▸ PROMPT:
Search the records below for the word "editors". Pull out each line that has it.

## begin RAW RECORDS

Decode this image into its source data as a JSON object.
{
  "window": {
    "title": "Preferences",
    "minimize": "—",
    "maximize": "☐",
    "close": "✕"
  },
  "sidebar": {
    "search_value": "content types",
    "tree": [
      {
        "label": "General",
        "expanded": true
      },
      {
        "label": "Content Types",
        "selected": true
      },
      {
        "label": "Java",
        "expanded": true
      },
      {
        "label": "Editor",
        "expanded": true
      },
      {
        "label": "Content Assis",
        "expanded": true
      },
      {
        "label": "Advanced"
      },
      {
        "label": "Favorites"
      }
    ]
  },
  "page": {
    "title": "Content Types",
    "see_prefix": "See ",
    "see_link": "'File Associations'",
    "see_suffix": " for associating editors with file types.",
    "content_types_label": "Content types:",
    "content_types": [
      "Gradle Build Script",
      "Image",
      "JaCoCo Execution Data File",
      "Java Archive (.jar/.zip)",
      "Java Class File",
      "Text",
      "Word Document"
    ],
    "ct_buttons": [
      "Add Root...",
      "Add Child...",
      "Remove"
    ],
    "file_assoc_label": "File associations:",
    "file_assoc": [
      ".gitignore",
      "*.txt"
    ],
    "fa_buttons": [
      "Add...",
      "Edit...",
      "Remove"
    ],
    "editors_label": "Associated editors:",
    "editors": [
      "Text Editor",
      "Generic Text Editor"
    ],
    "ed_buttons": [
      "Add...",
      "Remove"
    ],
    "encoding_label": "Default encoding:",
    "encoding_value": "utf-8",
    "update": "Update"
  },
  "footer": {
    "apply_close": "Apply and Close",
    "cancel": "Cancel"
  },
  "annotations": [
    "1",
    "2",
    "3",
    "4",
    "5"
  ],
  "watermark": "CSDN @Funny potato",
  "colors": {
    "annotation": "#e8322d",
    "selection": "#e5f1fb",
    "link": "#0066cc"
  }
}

## end RAW RECORDS

▸ SOLUTION TO THIS TASK:
    "see_suffix": " for associating editors with file types.",
    "editors_label": "Associated editors:",
    "editors": [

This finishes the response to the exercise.